◆ SET EXERCISE
Reproduce the listing below verbatim.

Extracted records:
********************
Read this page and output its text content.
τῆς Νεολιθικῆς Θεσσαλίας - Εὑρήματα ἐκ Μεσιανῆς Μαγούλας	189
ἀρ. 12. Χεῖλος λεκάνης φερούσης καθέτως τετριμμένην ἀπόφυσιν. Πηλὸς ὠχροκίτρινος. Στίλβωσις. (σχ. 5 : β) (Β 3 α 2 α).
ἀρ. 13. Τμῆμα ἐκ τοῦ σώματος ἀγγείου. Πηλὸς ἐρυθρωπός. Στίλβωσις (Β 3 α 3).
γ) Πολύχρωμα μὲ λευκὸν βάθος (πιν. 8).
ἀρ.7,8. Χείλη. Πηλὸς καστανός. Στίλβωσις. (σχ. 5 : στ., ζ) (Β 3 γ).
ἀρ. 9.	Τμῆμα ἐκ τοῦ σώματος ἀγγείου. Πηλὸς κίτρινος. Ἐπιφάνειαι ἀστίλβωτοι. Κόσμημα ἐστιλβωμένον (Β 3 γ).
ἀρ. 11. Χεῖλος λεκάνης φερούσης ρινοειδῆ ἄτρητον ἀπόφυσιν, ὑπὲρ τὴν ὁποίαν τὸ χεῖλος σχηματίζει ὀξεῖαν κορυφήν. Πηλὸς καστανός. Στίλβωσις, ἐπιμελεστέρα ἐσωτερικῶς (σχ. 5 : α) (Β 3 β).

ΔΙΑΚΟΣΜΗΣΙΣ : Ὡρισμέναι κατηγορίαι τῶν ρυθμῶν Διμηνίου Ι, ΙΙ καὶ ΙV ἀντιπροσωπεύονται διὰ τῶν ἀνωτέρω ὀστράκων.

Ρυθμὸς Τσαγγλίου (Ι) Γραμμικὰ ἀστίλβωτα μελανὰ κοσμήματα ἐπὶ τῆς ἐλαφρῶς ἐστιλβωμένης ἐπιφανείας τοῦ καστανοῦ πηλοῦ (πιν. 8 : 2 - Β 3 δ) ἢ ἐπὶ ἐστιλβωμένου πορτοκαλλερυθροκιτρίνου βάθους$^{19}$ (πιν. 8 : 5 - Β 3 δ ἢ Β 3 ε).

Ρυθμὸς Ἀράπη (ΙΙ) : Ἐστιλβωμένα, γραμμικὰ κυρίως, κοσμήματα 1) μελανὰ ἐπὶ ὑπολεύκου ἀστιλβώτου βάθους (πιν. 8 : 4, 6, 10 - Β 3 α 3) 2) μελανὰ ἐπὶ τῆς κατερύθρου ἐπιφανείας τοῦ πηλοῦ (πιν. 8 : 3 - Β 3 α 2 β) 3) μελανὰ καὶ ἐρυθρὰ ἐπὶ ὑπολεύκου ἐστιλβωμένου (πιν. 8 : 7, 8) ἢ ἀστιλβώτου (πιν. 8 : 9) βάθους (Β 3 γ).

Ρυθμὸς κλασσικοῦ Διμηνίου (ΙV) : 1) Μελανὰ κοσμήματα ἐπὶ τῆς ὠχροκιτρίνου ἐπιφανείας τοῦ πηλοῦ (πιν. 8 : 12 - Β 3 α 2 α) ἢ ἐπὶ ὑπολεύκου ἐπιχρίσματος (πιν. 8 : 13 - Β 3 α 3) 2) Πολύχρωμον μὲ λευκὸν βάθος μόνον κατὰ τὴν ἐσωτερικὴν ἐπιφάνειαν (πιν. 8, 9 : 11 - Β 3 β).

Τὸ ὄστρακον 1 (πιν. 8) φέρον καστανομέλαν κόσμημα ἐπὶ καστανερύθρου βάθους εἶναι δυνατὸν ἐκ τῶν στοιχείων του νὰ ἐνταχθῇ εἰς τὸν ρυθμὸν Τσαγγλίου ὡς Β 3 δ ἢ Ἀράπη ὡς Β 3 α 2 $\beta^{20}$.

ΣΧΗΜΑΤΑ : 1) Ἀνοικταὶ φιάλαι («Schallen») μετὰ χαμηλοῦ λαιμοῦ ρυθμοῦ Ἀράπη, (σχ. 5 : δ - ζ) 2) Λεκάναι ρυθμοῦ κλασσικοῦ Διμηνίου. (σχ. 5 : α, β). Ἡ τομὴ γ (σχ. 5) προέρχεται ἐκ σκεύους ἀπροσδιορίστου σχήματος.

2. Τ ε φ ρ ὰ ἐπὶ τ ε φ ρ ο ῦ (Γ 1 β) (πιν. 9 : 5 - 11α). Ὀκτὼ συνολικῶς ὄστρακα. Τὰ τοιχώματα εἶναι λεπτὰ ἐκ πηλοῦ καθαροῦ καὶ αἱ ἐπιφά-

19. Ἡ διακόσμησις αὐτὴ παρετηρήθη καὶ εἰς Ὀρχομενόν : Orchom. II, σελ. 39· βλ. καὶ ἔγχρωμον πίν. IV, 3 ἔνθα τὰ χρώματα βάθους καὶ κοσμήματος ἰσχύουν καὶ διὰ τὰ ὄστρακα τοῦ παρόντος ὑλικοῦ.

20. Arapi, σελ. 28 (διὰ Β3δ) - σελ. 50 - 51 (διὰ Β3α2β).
********************
◆ ANSWER TO THE PROBLEM
Read this page and output its text content.
τῆς Νεολιθικῆς Θεσσαλίας - Εὑρήματα ἐκ Μεσιανῆς Μαγούλας	189
ἀρ. 12. Χεῖλος λεκάνης φερούσης καθέτως τετριμμένην ἀπόφυσιν. Πηλὸς ὠχροκίτρινος. Στίλβωσις. (σχ. 5 : β) (Β 3 α 2 α).
ἀρ. 13. Τμῆμα ἐκ τοῦ σώματος ἀγγείου. Πηλὸς ἐρυθρωπός. Στίλβωσις (Β 3 α 3).
γ) Πολύχρωμα μὲ λευκὸν βάθος (πιν. 8).
ἀρ.7,8. Χείλη. Πηλὸς καστανός. Στίλβωσις. (σχ. 5 : στ., ζ) (Β 3 γ).
ἀρ. 9.	Τμῆμα ἐκ τοῦ σώματος ἀγγείου. Πηλὸς κίτρινος. Ἐπιφάνειαι ἀστίλβωτοι. Κόσμημα ἐστιλβωμένον (Β 3 γ).
ἀρ. 11. Χεῖλος λεκάνης φερούσης ρινοειδῆ ἄτρητον ἀπόφυσιν, ὑπὲρ τὴν ὁποίαν τὸ χεῖλος σχηματίζει ὀξεῖαν κορυφήν. Πηλὸς καστανός. Στίλβωσις, ἐπιμελεστέρα ἐσωτερικῶς (σχ. 5 : α) (Β 3 β).

ΔΙΑΚΟΣΜΗΣΙΣ : Ὡρισμέναι κατηγορίαι τῶν ρυθμῶν Διμηνίου Ι, ΙΙ καὶ ΙV ἀντιπροσωπεύονται διὰ τῶν ἀνωτέρω ὀστράκων.

Ρυθμὸς Τσαγγλίου (Ι) Γραμμικὰ ἀστίλβωτα μελανὰ κοσμήματα ἐπὶ τῆς ἐλαφρῶς ἐστιλβωμένης ἐπιφανείας τοῦ καστανοῦ πηλοῦ (πιν. 8 : 2 - Β 3 δ) ἢ ἐπὶ ἐστιλβωμένου πορτοκαλλερυθροκιτρίνου βάθους$^{19}$ (πιν. 8 : 5 - Β 3 δ ἢ Β 3 ε).

Ρυθμὸς Ἀράπη (ΙΙ) : Ἐστιλβωμένα, γραμμικὰ κυρίως, κοσμήματα 1) μελανὰ ἐπὶ ὑπολεύκου ἀστιλβώτου βάθους (πιν. 8 : 4, 6, 10 - Β 3 α 3) 2) μελανὰ ἐπὶ τῆς κατερύθρου ἐπιφανείας τοῦ πηλοῦ (πιν. 8 : 3 - Β 3 α 2 β) 3) μελανὰ καὶ ἐρυθρὰ ἐπὶ ὑπολεύκου ἐστιλβωμένου (πιν. 8 : 7, 8) ἢ ἀστιλβώτου (πιν. 8 : 9) βάθους (Β 3 γ).

Ρυθμὸς κλασσικοῦ Διμηνίου (ΙV) : 1) Μελανὰ κοσμήματα ἐπὶ τῆς ὠχροκιτρίνου ἐπιφανείας τοῦ πηλοῦ (πιν. 8 : 12 - Β 3 α 2 α) ἢ ἐπὶ ὑπολεύκου ἐπιχρίσματος (πιν. 8 : 13 - Β 3 α 3) 2) Πολύχρωμον μὲ λευκὸν βάθος μόνον κατὰ τὴν ἐσωτερικὴν ἐπιφάνειαν (πιν. 8, 9 : 11 - Β 3 β).

Τὸ ὄστρακον 1 (πιν. 8) φέρον καστανομέλαν κόσμημα ἐπὶ καστανερύθρου βάθους εἶναι δυνατὸν ἐκ τῶν στοιχείων του νὰ ἐνταχθῇ εἰς τὸν ρυθμὸν Τσαγγλίου ὡς Β 3 δ ἢ Ἀράπη ὡς Β 3 α 2 $\beta^{20}$.

ΣΧΗΜΑΤΑ : 1) Ἀνοικταὶ φιάλαι («Schallen») μετὰ χαμηλοῦ λαιμοῦ ρυθμοῦ Ἀράπη, (σχ. 5 : δ - ζ) 2) Λεκάναι ρυθμοῦ κλασσικοῦ Διμηνίου. (σχ. 5 : α, β). Ἡ τομὴ γ (σχ. 5) προέρχεται ἐκ σκεύους ἀπροσδιορίστου σχήματος.

2. Τ ε φ ρ ὰ ἐπὶ τ ε φ ρ ο ῦ (Γ 1 β) (πιν. 9 : 5 - 11α). Ὀκτὼ συνολικῶς ὄστρακα. Τὰ τοιχώματα εἶναι λεπτὰ ἐκ πηλοῦ καθαροῦ καὶ αἱ ἐπιφά-

19. Ἡ διακόσμησις αὐτὴ παρετηρήθη καὶ εἰς Ὀρχομενόν : Orchom. II, σελ. 39· βλ. καὶ ἔγχρωμον πίν. IV, 3 ἔνθα τὰ χρώματα βάθους καὶ κοσμήματος ἰσχύουν καὶ διὰ τὰ ὄστρακα τοῦ παρόντος ὑλικοῦ.

20. Arapi, σελ. 28 (διὰ Β3δ) - σελ. 50 - 51 (διὰ Β3α2β).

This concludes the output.